Stored data entries:

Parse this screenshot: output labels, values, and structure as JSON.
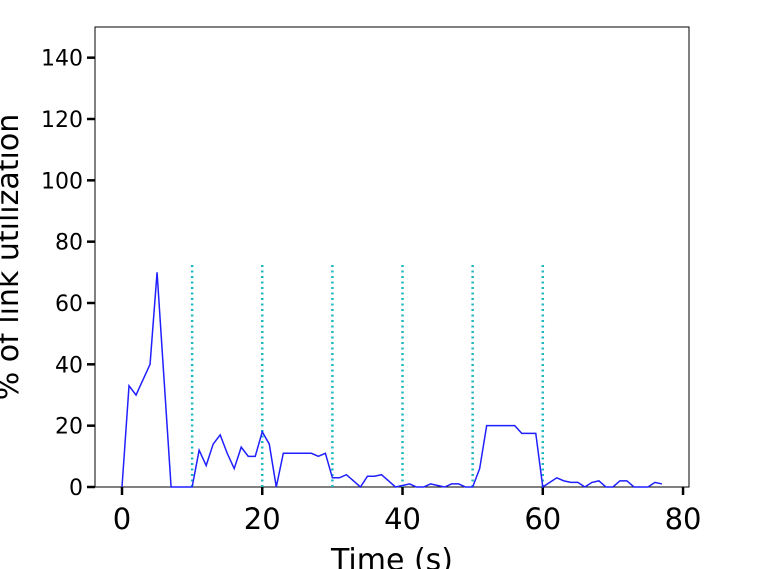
{
  "chart_data": {
    "type": "line",
    "xlabel": "Time (s)",
    "ylabel": "% of link utilization",
    "x": [
      0,
      1,
      2,
      3,
      4,
      5,
      6,
      7,
      8,
      9,
      10,
      11,
      12,
      13,
      14,
      15,
      16,
      17,
      18,
      19,
      20,
      21,
      22,
      23,
      24,
      25,
      26,
      27,
      28,
      29,
      30,
      31,
      32,
      33,
      34,
      35,
      36,
      37,
      38,
      39,
      40,
      41,
      42,
      43,
      44,
      45,
      46,
      47,
      48,
      49,
      50,
      51,
      52,
      53,
      54,
      55,
      56,
      57,
      58,
      59,
      60,
      61,
      62,
      63,
      64,
      65,
      66,
      67,
      68,
      69,
      70,
      71,
      72,
      73,
      74,
      75,
      76,
      77
    ],
    "series": [
      {
        "color": "#1f1fff",
        "values": [
          0,
          33,
          30,
          35,
          40,
          70,
          35,
          0,
          0,
          0,
          0,
          12,
          7,
          14,
          17,
          11,
          6,
          13,
          10,
          10,
          18,
          14,
          0,
          11,
          11,
          11,
          11,
          11,
          10,
          11,
          3,
          3,
          4,
          2,
          0,
          3.5,
          3.5,
          4,
          2,
          0,
          0.5,
          1,
          0,
          0,
          1,
          0.5,
          0,
          1,
          1,
          0,
          0,
          6,
          20,
          20,
          20,
          20,
          20,
          17.5,
          17.5,
          17.5,
          0,
          1.5,
          3,
          2,
          1.5,
          1.5,
          0,
          1.5,
          2,
          0,
          0,
          2,
          2,
          0,
          0,
          0,
          1.5,
          1
        ]
      }
    ],
    "vlines": {
      "x": [
        10,
        20,
        30,
        40,
        50,
        60
      ],
      "ymax": 73,
      "color": "#20b8c0"
    },
    "xlim": [
      -3.85,
      80.85
    ],
    "ylim": [
      0,
      150
    ],
    "xticks": [
      0,
      20,
      40,
      60,
      80
    ],
    "yticks": [
      0,
      20,
      40,
      60,
      80,
      100,
      120,
      140
    ]
  }
}
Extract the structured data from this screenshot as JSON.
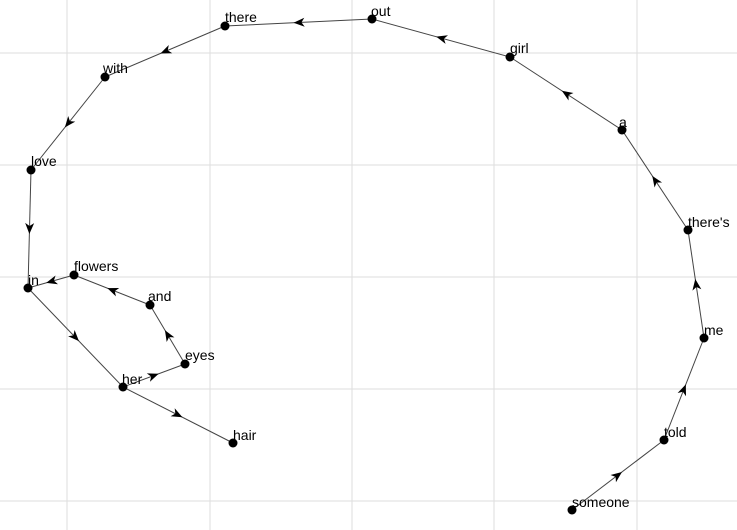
{
  "colors": {
    "background": "#ffffff",
    "grid": "#dedede",
    "edge": "#444444",
    "node": "#000000",
    "label": "#000000"
  },
  "grid": true,
  "path_words": [
    "someone",
    "told",
    "me",
    "there's",
    "a",
    "girl",
    "out",
    "there",
    "with",
    "love",
    "in",
    "her",
    "hair"
  ],
  "nodes": [
    {
      "id": "someone",
      "label": "someone"
    },
    {
      "id": "told",
      "label": "told"
    },
    {
      "id": "me",
      "label": "me"
    },
    {
      "id": "theres",
      "label": "there's"
    },
    {
      "id": "a",
      "label": "a"
    },
    {
      "id": "girl",
      "label": "girl"
    },
    {
      "id": "out",
      "label": "out"
    },
    {
      "id": "there",
      "label": "there"
    },
    {
      "id": "with",
      "label": "with"
    },
    {
      "id": "love",
      "label": "love"
    },
    {
      "id": "in",
      "label": "in"
    },
    {
      "id": "flowers",
      "label": "flowers"
    },
    {
      "id": "and",
      "label": "and"
    },
    {
      "id": "eyes",
      "label": "eyes"
    },
    {
      "id": "her",
      "label": "her"
    },
    {
      "id": "hair",
      "label": "hair"
    }
  ],
  "edges": [
    {
      "from": "someone",
      "to": "told"
    },
    {
      "from": "told",
      "to": "me"
    },
    {
      "from": "me",
      "to": "theres"
    },
    {
      "from": "theres",
      "to": "a"
    },
    {
      "from": "a",
      "to": "girl"
    },
    {
      "from": "girl",
      "to": "out"
    },
    {
      "from": "out",
      "to": "there"
    },
    {
      "from": "there",
      "to": "with"
    },
    {
      "from": "with",
      "to": "love"
    },
    {
      "from": "love",
      "to": "in"
    },
    {
      "from": "in",
      "to": "her"
    },
    {
      "from": "her",
      "to": "eyes"
    },
    {
      "from": "eyes",
      "to": "and"
    },
    {
      "from": "and",
      "to": "flowers"
    },
    {
      "from": "flowers",
      "to": "in"
    },
    {
      "from": "her",
      "to": "hair"
    }
  ]
}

_Task objective_
Search the material above for "screenshot". Pull out each line where it shows up.

_Exercise result_
Parse this screenshot: output labels, values, and structure as JSON.
Extract the structured data from this screenshot as JSON.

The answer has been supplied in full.